_GIVEN REQUEST_: Can all of these lines be returned exactly?

_Collected data entries_:
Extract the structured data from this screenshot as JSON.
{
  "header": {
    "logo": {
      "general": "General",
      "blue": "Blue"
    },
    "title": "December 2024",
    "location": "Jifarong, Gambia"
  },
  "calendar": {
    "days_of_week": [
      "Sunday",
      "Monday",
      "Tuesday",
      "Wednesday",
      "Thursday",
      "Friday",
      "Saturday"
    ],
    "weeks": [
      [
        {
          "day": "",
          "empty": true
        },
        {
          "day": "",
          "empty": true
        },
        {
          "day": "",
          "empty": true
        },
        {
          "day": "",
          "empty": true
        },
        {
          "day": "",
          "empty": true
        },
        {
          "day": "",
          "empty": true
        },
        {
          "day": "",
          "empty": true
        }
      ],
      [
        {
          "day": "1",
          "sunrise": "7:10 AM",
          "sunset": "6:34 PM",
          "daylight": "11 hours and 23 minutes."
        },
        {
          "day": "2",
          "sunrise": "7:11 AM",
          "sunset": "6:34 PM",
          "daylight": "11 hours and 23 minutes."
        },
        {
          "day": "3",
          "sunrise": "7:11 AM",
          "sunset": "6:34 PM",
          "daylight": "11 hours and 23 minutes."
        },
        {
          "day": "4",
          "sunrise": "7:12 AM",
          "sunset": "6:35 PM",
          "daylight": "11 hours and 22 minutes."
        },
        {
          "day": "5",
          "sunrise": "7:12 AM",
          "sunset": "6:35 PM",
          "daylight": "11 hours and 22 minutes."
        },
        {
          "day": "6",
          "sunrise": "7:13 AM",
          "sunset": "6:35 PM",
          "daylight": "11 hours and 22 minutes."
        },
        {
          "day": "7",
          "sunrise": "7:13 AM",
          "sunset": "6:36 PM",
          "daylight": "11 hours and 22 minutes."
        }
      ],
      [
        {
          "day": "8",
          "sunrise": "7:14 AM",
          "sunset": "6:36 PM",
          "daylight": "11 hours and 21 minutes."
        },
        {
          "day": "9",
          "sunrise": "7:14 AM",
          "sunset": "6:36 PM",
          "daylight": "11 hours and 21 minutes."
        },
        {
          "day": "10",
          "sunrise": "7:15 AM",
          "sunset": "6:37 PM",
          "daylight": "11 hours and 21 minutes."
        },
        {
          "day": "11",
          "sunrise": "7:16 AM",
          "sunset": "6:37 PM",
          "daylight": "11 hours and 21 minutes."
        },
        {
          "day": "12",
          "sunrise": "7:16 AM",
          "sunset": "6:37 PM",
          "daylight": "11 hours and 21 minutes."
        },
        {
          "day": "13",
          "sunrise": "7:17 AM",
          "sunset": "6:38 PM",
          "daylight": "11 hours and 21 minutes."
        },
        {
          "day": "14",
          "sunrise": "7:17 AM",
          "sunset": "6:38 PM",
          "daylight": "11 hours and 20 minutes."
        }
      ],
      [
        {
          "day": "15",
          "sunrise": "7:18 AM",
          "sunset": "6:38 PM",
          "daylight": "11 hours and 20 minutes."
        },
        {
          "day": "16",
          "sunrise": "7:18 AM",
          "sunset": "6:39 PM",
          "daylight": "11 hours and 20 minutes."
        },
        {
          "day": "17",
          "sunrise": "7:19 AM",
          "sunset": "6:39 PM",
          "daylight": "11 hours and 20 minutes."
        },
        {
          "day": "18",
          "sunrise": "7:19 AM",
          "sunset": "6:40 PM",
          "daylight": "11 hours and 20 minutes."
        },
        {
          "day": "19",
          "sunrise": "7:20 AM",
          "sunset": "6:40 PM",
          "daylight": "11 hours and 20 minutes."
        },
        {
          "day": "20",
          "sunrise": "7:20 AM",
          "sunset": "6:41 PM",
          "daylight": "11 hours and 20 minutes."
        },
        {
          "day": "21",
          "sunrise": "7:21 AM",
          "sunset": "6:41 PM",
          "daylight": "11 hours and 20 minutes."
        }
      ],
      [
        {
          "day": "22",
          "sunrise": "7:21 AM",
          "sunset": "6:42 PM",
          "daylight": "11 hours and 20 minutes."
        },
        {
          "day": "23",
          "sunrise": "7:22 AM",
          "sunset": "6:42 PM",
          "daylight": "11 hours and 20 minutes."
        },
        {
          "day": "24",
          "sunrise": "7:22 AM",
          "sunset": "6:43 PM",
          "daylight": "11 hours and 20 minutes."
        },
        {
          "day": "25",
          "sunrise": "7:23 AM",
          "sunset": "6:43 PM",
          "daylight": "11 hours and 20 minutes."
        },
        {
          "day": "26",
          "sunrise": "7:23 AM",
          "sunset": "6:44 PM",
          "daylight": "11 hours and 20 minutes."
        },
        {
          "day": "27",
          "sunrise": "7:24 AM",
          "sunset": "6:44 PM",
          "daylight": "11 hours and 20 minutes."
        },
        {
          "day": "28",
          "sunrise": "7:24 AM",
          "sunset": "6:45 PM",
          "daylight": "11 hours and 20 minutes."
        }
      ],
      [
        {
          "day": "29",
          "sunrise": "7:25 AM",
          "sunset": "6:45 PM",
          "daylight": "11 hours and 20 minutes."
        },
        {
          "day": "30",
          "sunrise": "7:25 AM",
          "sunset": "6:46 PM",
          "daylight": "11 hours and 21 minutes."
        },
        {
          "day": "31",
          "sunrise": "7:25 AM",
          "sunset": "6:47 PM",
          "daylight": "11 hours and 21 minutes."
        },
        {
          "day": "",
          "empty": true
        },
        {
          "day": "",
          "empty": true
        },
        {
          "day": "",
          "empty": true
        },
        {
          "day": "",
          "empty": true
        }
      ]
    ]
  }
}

_CORRECT OUTPUT_:
Extract the structured data from this screenshot as JSON.
{
  "header": {
    "logo": {
      "general": "General",
      "blue": "Blue"
    },
    "title": "December 2024",
    "location": "Jifarong, Gambia"
  },
  "calendar": {
    "days_of_week": [
      "Sunday",
      "Monday",
      "Tuesday",
      "Wednesday",
      "Thursday",
      "Friday",
      "Saturday"
    ],
    "weeks": [
      [
        {
          "day": "",
          "empty": true
        },
        {
          "day": "",
          "empty": true
        },
        {
          "day": "",
          "empty": true
        },
        {
          "day": "",
          "empty": true
        },
        {
          "day": "",
          "empty": true
        },
        {
          "day": "",
          "empty": true
        },
        {
          "day": "",
          "empty": true
        }
      ],
      [
        {
          "day": "1",
          "sunrise": "7:10 AM",
          "sunset": "6:34 PM",
          "daylight": "11 hours and 23 minutes."
        },
        {
          "day": "2",
          "sunrise": "7:11 AM",
          "sunset": "6:34 PM",
          "daylight": "11 hours and 23 minutes."
        },
        {
          "day": "3",
          "sunrise": "7:11 AM",
          "sunset": "6:34 PM",
          "daylight": "11 hours and 23 minutes."
        },
        {
          "day": "4",
          "sunrise": "7:12 AM",
          "sunset": "6:35 PM",
          "daylight": "11 hours and 22 minutes."
        },
        {
          "day": "5",
          "sunrise": "7:12 AM",
          "sunset": "6:35 PM",
          "daylight": "11 hours and 22 minutes."
        },
        {
          "day": "6",
          "sunrise": "7:13 AM",
          "sunset": "6:35 PM",
          "daylight": "11 hours and 22 minutes."
        },
        {
          "day": "7",
          "sunrise": "7:13 AM",
          "sunset": "6:36 PM",
          "daylight": "11 hours and 22 minutes."
        }
      ],
      [
        {
          "day": "8",
          "sunrise": "7:14 AM",
          "sunset": "6:36 PM",
          "daylight": "11 hours and 21 minutes."
        },
        {
          "day": "9",
          "sunrise": "7:14 AM",
          "sunset": "6:36 PM",
          "daylight": "11 hours and 21 minutes."
        },
        {
          "day": "10",
          "sunrise": "7:15 AM",
          "sunset": "6:37 PM",
          "daylight": "11 hours and 21 minutes."
        },
        {
          "day": "11",
          "sunrise": "7:16 AM",
          "sunset": "6:37 PM",
          "daylight": "11 hours and 21 minutes."
        },
        {
          "day": "12",
          "sunrise": "7:16 AM",
          "sunset": "6:37 PM",
          "daylight": "11 hours and 21 minutes."
        },
        {
          "day": "13",
          "sunrise": "7:17 AM",
          "sunset": "6:38 PM",
          "daylight": "11 hours and 21 minutes."
        },
        {
          "day": "14",
          "sunrise": "7:17 AM",
          "sunset": "6:38 PM",
          "daylight": "11 hours and 20 minutes."
        }
      ],
      [
        {
          "day": "15",
          "sunrise": "7:18 AM",
          "sunset": "6:38 PM",
          "daylight": "11 hours and 20 minutes."
        },
        {
          "day": "16",
          "sunrise": "7:18 AM",
          "sunset": "6:39 PM",
          "daylight": "11 hours and 20 minutes."
        },
        {
          "day": "17",
          "sunrise": "7:19 AM",
          "sunset": "6:39 PM",
          "daylight": "11 hours and 20 minutes."
        },
        {
          "day": "18",
          "sunrise": "7:19 AM",
          "sunset": "6:40 PM",
          "daylight": "11 hours and 20 minutes."
        },
        {
          "day": "19",
          "sunrise": "7:20 AM",
          "sunset": "6:40 PM",
          "daylight": "11 hours and 20 minutes."
        },
        {
          "day": "20",
          "sunrise": "7:20 AM",
          "sunset": "6:41 PM",
          "daylight": "11 hours and 20 minutes."
        },
        {
          "day": "21",
          "sunrise": "7:21 AM",
          "sunset": "6:41 PM",
          "daylight": "11 hours and 20 minutes."
        }
      ],
      [
        {
          "day": "22",
          "sunrise": "7:21 AM",
          "sunset": "6:42 PM",
          "daylight": "11 hours and 20 minutes."
        },
        {
          "day": "23",
          "sunrise": "7:22 AM",
          "sunset": "6:42 PM",
          "daylight": "11 hours and 20 minutes."
        },
        {
          "day": "24",
          "sunrise": "7:22 AM",
          "sunset": "6:43 PM",
          "daylight": "11 hours and 20 minutes."
        },
        {
          "day": "25",
          "sunrise": "7:23 AM",
          "sunset": "6:43 PM",
          "daylight": "11 hours and 20 minutes."
        },
        {
          "day": "26",
          "sunrise": "7:23 AM",
          "sunset": "6:44 PM",
          "daylight": "11 hours and 20 minutes."
        },
        {
          "day": "27",
          "sunrise": "7:24 AM",
          "sunset": "6:44 PM",
          "daylight": "11 hours and 20 minutes."
        },
        {
          "day": "28",
          "sunrise": "7:24 AM",
          "sunset": "6:45 PM",
          "daylight": "11 hours and 20 minutes."
        }
      ],
      [
        {
          "day": "29",
          "sunrise": "7:25 AM",
          "sunset": "6:45 PM",
          "daylight": "11 hours and 20 minutes."
        },
        {
          "day": "30",
          "sunrise": "7:25 AM",
          "sunset": "6:46 PM",
          "daylight": "11 hours and 21 minutes."
        },
        {
          "day": "31",
          "sunrise": "7:25 AM",
          "sunset": "6:47 PM",
          "daylight": "11 hours and 21 minutes."
        },
        {
          "day": "",
          "empty": true
        },
        {
          "day": "",
          "empty": true
        },
        {
          "day": "",
          "empty": true
        },
        {
          "day": "",
          "empty": true
        }
      ]
    ]
  }
}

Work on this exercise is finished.